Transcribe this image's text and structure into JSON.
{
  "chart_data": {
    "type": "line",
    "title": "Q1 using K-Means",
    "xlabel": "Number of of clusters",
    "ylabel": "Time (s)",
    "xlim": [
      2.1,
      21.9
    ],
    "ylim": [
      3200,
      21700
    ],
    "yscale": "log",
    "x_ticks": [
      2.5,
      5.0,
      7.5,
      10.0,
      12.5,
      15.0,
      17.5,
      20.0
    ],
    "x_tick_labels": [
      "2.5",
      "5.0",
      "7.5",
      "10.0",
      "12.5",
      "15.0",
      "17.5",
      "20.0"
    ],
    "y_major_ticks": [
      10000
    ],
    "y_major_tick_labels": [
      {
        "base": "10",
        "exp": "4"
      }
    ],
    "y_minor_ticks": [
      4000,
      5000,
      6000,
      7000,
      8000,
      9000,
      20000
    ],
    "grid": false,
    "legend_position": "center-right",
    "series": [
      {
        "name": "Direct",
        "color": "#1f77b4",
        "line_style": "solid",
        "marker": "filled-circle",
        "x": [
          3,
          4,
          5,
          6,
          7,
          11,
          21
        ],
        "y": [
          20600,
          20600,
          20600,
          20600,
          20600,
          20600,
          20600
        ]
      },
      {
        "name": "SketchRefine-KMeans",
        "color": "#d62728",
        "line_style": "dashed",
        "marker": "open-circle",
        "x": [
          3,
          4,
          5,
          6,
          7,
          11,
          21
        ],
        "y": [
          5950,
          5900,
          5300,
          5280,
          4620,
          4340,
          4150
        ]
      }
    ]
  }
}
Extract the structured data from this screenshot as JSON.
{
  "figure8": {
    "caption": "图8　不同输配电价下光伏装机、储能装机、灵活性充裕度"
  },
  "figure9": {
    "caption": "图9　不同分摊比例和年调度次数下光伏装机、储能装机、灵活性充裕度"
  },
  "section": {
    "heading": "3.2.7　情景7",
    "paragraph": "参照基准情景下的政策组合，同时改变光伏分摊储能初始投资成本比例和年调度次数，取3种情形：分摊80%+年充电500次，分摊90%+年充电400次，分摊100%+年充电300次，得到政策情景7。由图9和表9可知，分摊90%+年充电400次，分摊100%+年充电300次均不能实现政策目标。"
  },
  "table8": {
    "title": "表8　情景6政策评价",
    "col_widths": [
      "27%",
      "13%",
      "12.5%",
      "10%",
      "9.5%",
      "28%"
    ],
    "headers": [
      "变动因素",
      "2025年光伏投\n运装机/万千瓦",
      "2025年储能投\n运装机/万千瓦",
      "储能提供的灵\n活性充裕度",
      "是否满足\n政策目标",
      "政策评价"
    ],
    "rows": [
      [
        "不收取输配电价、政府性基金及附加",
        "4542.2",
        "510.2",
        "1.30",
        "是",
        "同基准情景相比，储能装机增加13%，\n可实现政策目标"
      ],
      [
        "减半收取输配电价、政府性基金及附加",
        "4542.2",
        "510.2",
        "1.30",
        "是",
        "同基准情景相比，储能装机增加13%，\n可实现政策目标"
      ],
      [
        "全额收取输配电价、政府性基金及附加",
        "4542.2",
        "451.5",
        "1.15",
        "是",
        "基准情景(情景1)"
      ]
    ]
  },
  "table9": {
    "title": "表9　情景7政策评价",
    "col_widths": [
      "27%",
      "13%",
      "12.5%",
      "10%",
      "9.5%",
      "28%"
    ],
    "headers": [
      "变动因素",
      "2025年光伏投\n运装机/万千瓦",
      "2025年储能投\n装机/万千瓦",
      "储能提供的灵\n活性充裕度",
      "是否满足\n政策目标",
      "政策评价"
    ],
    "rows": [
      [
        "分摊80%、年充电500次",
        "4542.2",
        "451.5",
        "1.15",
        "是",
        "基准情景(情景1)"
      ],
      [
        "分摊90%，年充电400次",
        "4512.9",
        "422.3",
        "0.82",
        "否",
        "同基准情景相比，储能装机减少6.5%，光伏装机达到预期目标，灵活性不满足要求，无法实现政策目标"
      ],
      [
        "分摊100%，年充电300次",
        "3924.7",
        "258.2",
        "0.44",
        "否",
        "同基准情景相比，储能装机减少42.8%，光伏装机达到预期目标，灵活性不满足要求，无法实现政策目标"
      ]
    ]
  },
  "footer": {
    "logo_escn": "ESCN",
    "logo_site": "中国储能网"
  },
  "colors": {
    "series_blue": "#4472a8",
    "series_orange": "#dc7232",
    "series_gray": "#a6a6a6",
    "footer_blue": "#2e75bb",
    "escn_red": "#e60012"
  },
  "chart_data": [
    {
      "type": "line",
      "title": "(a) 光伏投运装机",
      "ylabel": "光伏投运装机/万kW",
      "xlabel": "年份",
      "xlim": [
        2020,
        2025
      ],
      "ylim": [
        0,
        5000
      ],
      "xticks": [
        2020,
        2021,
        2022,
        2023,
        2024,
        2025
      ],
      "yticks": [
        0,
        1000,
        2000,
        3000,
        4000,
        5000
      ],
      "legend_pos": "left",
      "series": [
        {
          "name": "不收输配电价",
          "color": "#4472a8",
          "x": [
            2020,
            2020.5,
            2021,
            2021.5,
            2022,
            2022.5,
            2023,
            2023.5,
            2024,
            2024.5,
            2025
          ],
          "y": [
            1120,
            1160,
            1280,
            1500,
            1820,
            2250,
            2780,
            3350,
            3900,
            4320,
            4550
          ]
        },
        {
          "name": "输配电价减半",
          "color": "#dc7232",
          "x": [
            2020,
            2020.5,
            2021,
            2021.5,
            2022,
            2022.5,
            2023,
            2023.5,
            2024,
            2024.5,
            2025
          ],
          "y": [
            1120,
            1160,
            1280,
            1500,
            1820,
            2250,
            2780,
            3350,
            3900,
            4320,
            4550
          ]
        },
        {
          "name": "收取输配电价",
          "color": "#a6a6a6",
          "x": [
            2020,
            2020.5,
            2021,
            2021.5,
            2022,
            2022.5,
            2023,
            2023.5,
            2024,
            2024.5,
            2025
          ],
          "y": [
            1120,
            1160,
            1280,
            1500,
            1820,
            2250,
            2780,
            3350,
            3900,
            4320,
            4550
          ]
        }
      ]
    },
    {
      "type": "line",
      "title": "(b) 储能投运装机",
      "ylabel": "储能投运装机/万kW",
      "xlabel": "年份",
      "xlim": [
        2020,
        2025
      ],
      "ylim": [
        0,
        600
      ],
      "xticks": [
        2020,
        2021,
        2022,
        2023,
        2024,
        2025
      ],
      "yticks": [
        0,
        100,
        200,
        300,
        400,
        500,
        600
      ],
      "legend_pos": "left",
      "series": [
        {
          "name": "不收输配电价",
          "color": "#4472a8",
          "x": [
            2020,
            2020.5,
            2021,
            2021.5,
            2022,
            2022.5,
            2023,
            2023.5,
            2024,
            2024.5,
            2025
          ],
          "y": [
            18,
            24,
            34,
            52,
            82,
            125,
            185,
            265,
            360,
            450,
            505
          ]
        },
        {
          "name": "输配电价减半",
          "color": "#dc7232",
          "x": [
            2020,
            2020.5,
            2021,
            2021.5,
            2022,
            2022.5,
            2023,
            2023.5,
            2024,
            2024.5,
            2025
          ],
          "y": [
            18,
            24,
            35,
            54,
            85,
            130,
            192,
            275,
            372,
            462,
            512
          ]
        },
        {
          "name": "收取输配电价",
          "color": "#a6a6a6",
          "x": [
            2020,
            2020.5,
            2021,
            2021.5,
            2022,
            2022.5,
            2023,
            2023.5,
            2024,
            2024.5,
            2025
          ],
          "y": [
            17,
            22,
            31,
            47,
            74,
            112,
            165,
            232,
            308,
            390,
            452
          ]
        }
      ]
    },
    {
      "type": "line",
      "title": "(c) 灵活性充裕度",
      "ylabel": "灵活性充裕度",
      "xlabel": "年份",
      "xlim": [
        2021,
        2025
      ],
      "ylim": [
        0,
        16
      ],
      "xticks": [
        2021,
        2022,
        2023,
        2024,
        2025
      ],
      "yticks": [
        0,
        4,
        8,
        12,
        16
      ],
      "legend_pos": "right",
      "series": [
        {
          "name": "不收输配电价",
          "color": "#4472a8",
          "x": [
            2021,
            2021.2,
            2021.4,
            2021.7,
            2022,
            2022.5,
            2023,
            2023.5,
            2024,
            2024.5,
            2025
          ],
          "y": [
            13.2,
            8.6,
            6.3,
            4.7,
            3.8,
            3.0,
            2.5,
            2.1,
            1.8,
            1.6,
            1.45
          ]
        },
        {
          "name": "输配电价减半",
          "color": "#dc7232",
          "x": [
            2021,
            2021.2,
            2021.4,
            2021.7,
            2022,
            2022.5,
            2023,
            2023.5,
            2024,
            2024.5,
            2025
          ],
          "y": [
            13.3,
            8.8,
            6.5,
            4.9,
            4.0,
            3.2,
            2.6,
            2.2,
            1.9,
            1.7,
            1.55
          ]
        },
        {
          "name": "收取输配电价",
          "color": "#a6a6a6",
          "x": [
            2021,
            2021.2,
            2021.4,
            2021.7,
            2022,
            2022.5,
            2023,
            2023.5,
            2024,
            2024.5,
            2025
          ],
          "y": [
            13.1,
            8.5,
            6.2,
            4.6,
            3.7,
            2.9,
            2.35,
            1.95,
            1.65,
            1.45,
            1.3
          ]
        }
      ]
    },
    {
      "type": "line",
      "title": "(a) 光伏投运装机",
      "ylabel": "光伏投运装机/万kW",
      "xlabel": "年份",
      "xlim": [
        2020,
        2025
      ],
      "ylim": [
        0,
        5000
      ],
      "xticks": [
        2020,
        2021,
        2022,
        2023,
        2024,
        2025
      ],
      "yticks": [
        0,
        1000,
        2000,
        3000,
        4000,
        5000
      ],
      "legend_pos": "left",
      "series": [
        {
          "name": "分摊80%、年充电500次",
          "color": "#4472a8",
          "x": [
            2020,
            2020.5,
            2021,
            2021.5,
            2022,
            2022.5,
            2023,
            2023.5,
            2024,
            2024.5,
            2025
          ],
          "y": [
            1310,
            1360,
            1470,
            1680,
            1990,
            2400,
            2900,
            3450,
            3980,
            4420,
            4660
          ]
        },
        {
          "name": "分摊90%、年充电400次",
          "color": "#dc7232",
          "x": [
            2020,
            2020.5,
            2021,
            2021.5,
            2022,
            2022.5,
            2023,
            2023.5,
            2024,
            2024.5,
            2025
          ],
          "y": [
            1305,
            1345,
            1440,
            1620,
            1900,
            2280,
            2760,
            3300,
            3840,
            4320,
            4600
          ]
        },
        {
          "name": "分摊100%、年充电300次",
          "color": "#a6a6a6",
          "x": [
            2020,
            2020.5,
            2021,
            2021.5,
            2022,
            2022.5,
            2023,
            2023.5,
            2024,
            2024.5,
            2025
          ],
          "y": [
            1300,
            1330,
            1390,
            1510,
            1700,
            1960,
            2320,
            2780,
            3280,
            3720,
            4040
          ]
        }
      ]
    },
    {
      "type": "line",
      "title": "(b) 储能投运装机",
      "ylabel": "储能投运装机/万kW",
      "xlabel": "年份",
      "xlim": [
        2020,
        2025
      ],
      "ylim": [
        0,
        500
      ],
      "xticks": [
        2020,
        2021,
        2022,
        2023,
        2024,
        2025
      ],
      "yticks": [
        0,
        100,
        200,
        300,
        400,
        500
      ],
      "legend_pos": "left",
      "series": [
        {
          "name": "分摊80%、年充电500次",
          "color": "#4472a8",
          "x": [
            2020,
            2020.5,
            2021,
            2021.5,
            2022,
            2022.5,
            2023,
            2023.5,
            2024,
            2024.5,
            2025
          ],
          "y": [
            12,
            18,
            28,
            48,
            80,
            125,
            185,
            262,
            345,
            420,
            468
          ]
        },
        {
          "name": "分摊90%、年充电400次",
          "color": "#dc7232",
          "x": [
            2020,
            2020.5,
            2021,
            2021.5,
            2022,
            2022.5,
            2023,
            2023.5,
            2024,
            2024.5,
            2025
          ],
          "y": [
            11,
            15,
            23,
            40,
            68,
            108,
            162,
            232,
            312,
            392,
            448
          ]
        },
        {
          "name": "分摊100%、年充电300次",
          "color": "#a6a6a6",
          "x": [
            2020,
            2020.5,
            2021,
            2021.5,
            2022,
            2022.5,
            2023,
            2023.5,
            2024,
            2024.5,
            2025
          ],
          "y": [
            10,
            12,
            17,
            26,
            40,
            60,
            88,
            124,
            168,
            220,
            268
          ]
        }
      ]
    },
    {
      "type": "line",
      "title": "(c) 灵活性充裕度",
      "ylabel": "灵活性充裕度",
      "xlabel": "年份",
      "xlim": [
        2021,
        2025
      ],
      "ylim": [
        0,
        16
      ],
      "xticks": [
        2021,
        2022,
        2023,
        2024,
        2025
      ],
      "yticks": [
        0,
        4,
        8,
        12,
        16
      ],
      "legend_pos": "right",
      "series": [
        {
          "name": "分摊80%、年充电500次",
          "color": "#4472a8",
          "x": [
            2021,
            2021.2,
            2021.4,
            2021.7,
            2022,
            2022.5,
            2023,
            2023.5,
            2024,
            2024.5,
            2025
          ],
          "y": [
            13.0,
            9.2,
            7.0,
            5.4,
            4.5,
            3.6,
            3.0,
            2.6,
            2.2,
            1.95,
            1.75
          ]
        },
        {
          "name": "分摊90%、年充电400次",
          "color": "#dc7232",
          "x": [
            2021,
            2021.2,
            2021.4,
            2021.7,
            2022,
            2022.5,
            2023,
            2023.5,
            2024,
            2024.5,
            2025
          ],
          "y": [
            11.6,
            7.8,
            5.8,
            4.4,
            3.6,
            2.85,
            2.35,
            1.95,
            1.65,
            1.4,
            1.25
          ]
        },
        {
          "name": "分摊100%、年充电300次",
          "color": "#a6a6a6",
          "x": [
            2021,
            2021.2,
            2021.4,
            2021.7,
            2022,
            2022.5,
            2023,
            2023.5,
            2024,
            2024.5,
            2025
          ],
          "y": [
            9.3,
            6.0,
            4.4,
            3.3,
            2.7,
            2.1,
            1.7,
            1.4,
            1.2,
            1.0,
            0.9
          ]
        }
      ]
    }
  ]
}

- - - - - - -

GIVEN TASK:
Show, from the material above, each line that includes the string "政府性基金及附加".

CORRECT RESPONSE:
        "不收取输配电价、政府性基金及附加",
        "减半收取输配电价、政府性基金及附加",
        "全额收取输配电价、政府性基金及附加",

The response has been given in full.